Scan the entries below. List each line with "doirasidagi".

■ DATA SUPPLIED ■
****************
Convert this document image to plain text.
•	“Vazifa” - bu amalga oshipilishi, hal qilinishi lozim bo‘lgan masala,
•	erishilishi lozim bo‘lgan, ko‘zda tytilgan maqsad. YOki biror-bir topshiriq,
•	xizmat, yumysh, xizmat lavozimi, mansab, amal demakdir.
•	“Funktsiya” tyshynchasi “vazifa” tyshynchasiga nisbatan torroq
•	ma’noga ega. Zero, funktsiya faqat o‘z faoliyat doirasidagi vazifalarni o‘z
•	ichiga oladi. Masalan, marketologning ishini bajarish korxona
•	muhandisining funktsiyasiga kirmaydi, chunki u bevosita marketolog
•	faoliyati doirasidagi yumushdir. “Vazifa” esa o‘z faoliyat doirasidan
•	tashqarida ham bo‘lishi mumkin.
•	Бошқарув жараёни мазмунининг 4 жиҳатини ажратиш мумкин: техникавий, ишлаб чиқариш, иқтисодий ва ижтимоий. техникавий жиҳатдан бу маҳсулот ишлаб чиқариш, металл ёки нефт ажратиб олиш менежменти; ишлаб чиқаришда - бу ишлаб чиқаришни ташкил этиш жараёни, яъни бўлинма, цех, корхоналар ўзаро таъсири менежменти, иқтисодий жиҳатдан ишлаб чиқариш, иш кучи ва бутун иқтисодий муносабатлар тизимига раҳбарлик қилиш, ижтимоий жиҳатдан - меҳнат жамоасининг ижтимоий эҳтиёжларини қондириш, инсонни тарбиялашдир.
****************
■ REPLY ■
•	ma’noga ega. Zero, funktsiya faqat o‘z faoliyat doirasidagi vazifalarni o‘z
•	faoliyati doirasidagi yumushdir. “Vazifa” esa o‘z faoliyat doirasidan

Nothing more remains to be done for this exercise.